# The request:
Repeat the material verbatim. Images are excluded from the copy.

>> BEGIN Provided data

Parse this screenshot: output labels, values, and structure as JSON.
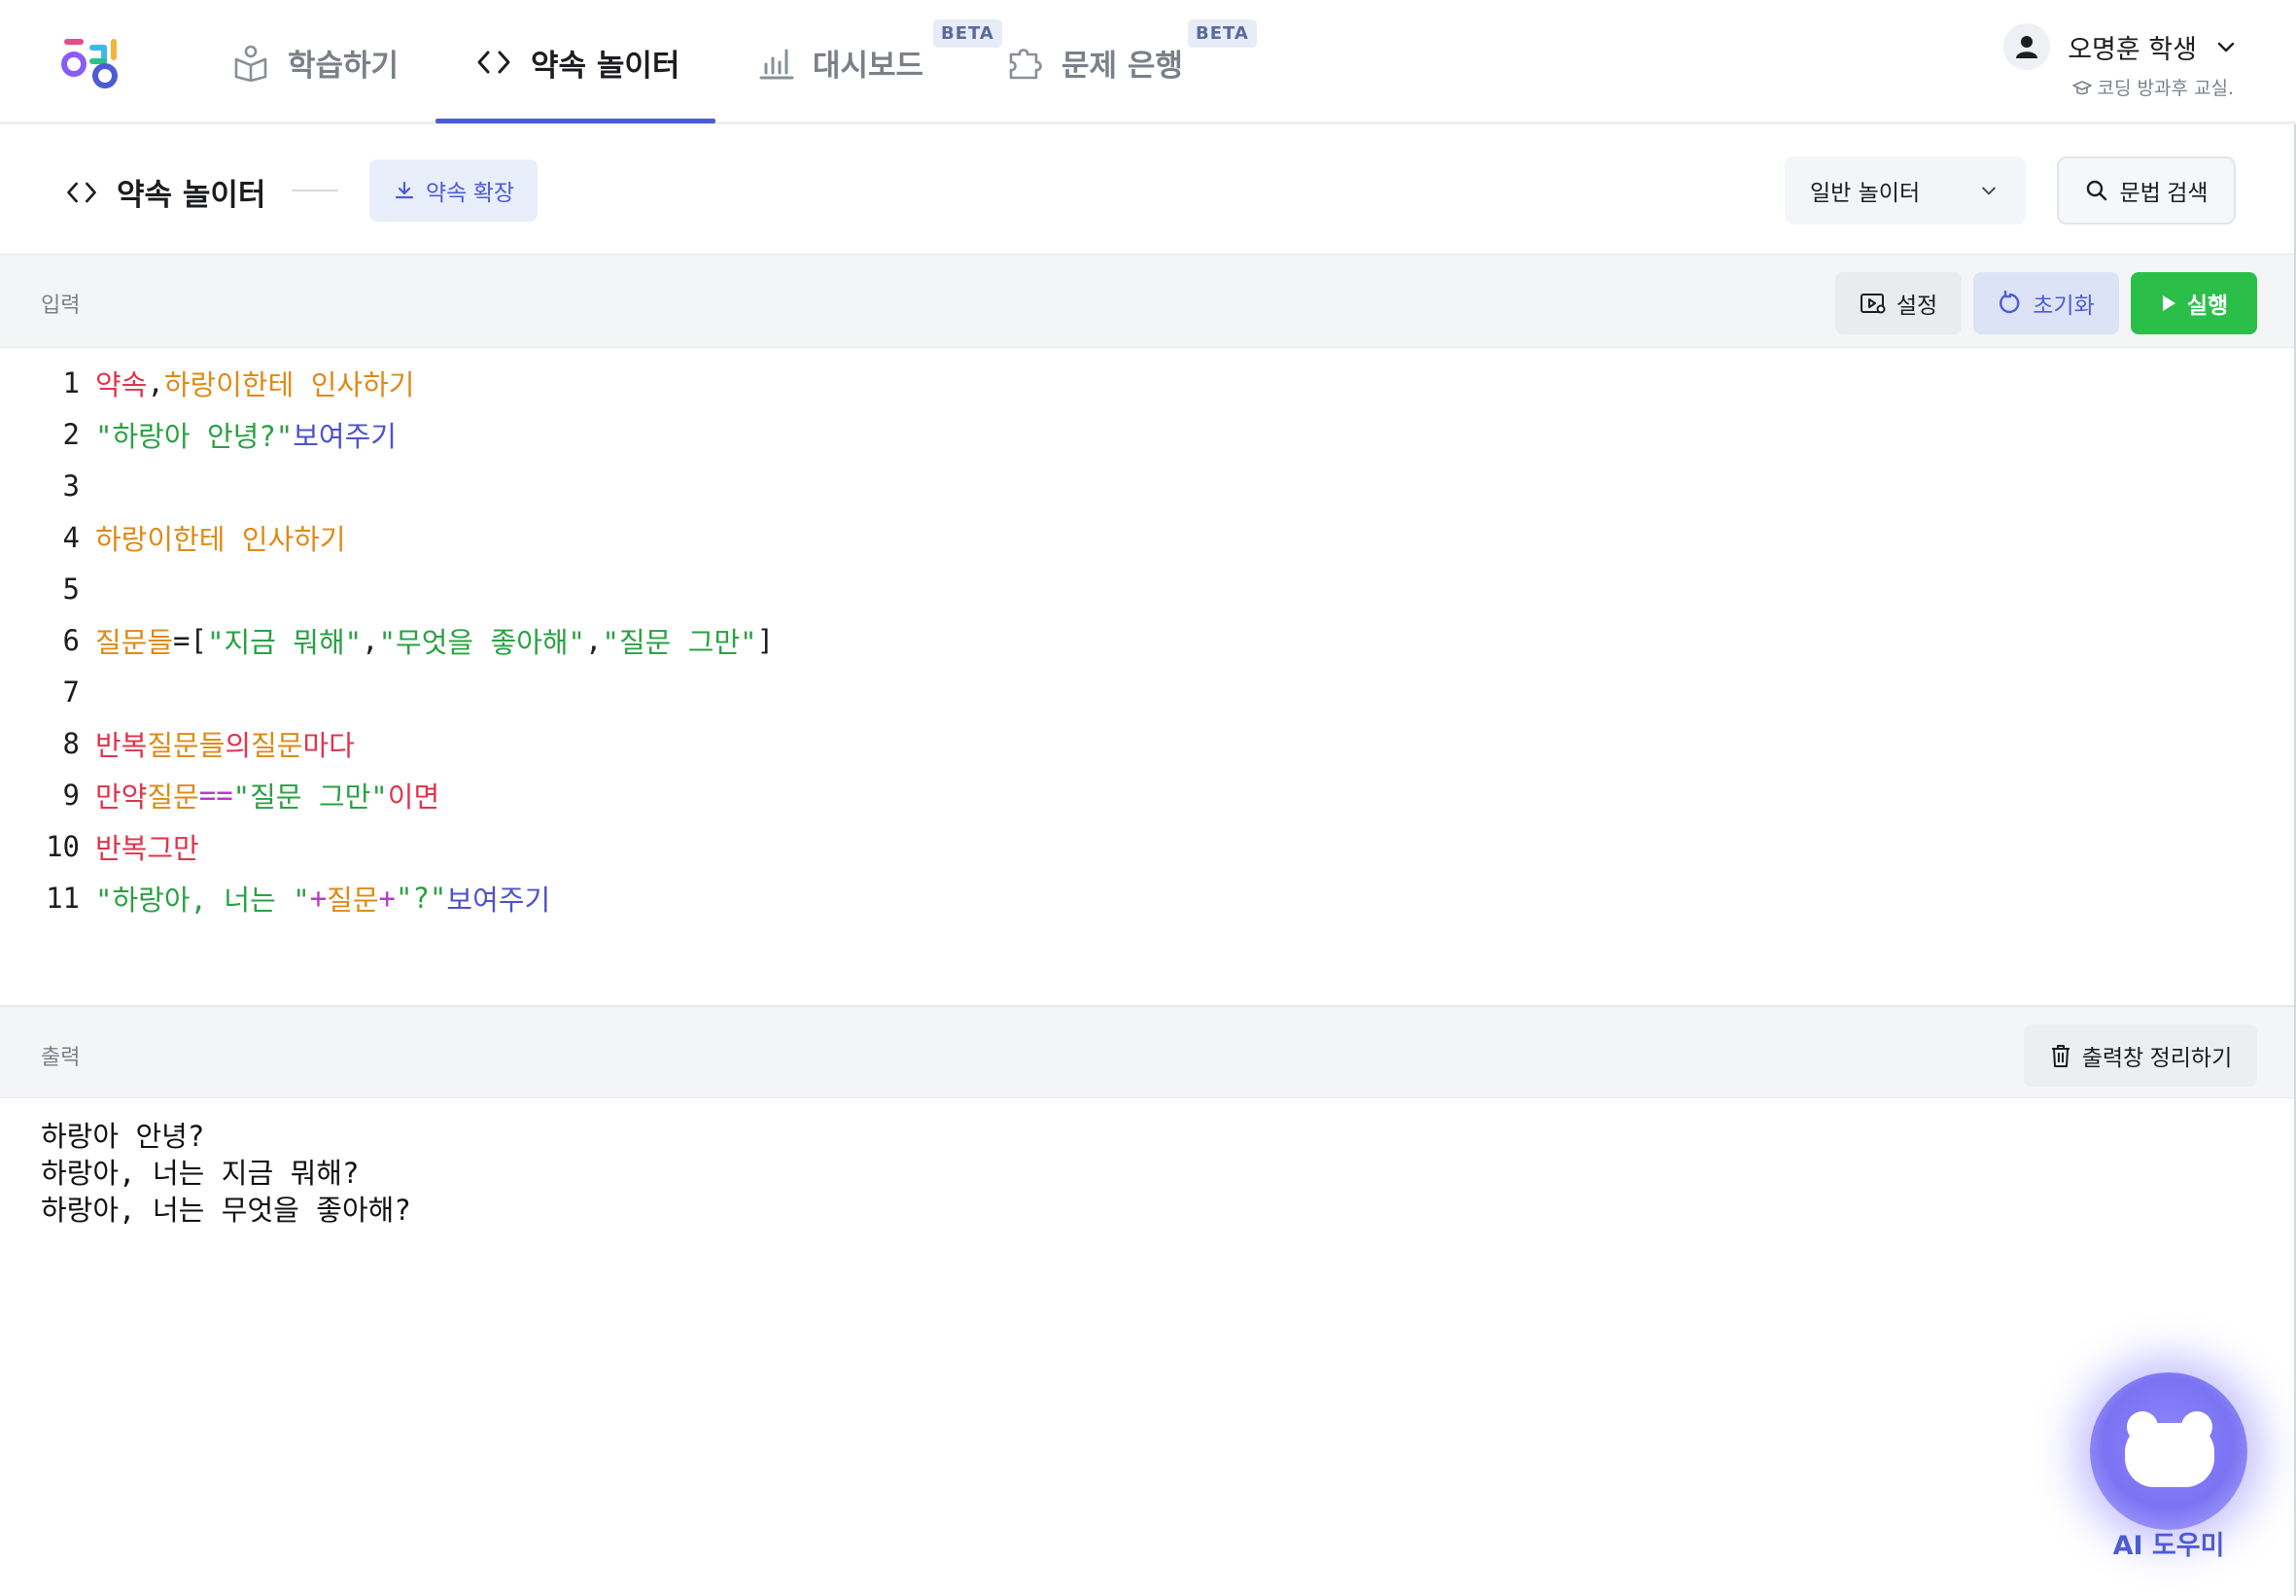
{
  "nav": {
    "items": [
      {
        "label": "학습하기",
        "icon": "book-icon"
      },
      {
        "label": "약속 놀이터",
        "icon": "code-icon",
        "active": true
      },
      {
        "label": "대시보드",
        "icon": "bar-chart-icon",
        "badge": "BETA"
      },
      {
        "label": "문제 은행",
        "icon": "puzzle-icon",
        "badge": "BETA"
      }
    ],
    "user": {
      "name": "오명훈 학생",
      "sub": "코딩 방과후 교실."
    },
    "accent": "#4d5bd6"
  },
  "subheader": {
    "title": "약속 놀이터",
    "extend_label": "약속 확장",
    "mode_select": "일반 놀이터",
    "search_label": "문법 검색"
  },
  "input_panel": {
    "label": "입력",
    "settings_label": "설정",
    "reset_label": "초기화",
    "run_label": "실행",
    "run_color": "#2bbf4a"
  },
  "code": {
    "line_numbers": [
      "1",
      "2",
      "3",
      "4",
      "5",
      "6",
      "7",
      "8",
      "9",
      "10",
      "11"
    ],
    "l1": {
      "kw": "약속",
      "comma": ",",
      "fn": "하랑이한테 인사하기"
    },
    "l2": {
      "str": "\"하랑아 안녕?\"",
      "out": "보여주기"
    },
    "l4": {
      "fn": "하랑이한테 인사하기"
    },
    "l6": {
      "var": "질문들",
      "eq": "=",
      "open": "[",
      "s1": "\"지금 뭐해\"",
      "c1": ",",
      "s2": "\"무엇을 좋아해\"",
      "c2": ",",
      "s3": "\"질문 그만\"",
      "close": "]"
    },
    "l8": {
      "kw1": "반복",
      "var": "질문들",
      "kw2": "의",
      "var2": "질문",
      "kw3": "마다"
    },
    "l9": {
      "kw1": "만약",
      "var": "질문",
      "op": "==",
      "str": "\"질문 그만\"",
      "kw2": "이면"
    },
    "l10": {
      "kw1": "반복",
      "kw2": "그만"
    },
    "l11": {
      "s1": "\"하랑아, 너는 \"",
      "op1": "+",
      "var": "질문",
      "op2": "+",
      "s2": "\"?\"",
      "out": "보여주기"
    }
  },
  "output_panel": {
    "label": "출력",
    "clear_label": "출력창 정리하기",
    "lines": [
      "하랑아 안녕?",
      "하랑아, 너는 지금 뭐해?",
      "하랑아, 너는 무엇을 좋아해?"
    ]
  },
  "ai_helper": {
    "label": "AI 도우미"
  }
}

>> END Provided data

# Reply:
Parse this screenshot: output labels, values, and structure as JSON.
{
  "nav": {
    "items": [
      {
        "label": "학습하기",
        "icon": "book-icon"
      },
      {
        "label": "약속 놀이터",
        "icon": "code-icon",
        "active": true
      },
      {
        "label": "대시보드",
        "icon": "bar-chart-icon",
        "badge": "BETA"
      },
      {
        "label": "문제 은행",
        "icon": "puzzle-icon",
        "badge": "BETA"
      }
    ],
    "user": {
      "name": "오명훈 학생",
      "sub": "코딩 방과후 교실."
    },
    "accent": "#4d5bd6"
  },
  "subheader": {
    "title": "약속 놀이터",
    "extend_label": "약속 확장",
    "mode_select": "일반 놀이터",
    "search_label": "문법 검색"
  },
  "input_panel": {
    "label": "입력",
    "settings_label": "설정",
    "reset_label": "초기화",
    "run_label": "실행",
    "run_color": "#2bbf4a"
  },
  "code": {
    "line_numbers": [
      "1",
      "2",
      "3",
      "4",
      "5",
      "6",
      "7",
      "8",
      "9",
      "10",
      "11"
    ],
    "l1": {
      "kw": "약속",
      "comma": ",",
      "fn": "하랑이한테 인사하기"
    },
    "l2": {
      "str": "\"하랑아 안녕?\"",
      "out": "보여주기"
    },
    "l4": {
      "fn": "하랑이한테 인사하기"
    },
    "l6": {
      "var": "질문들",
      "eq": "=",
      "open": "[",
      "s1": "\"지금 뭐해\"",
      "c1": ",",
      "s2": "\"무엇을 좋아해\"",
      "c2": ",",
      "s3": "\"질문 그만\"",
      "close": "]"
    },
    "l8": {
      "kw1": "반복",
      "var": "질문들",
      "kw2": "의",
      "var2": "질문",
      "kw3": "마다"
    },
    "l9": {
      "kw1": "만약",
      "var": "질문",
      "op": "==",
      "str": "\"질문 그만\"",
      "kw2": "이면"
    },
    "l10": {
      "kw1": "반복",
      "kw2": "그만"
    },
    "l11": {
      "s1": "\"하랑아, 너는 \"",
      "op1": "+",
      "var": "질문",
      "op2": "+",
      "s2": "\"?\"",
      "out": "보여주기"
    }
  },
  "output_panel": {
    "label": "출력",
    "clear_label": "출력창 정리하기",
    "lines": [
      "하랑아 안녕?",
      "하랑아, 너는 지금 뭐해?",
      "하랑아, 너는 무엇을 좋아해?"
    ]
  },
  "ai_helper": {
    "label": "AI 도우미"
  }
}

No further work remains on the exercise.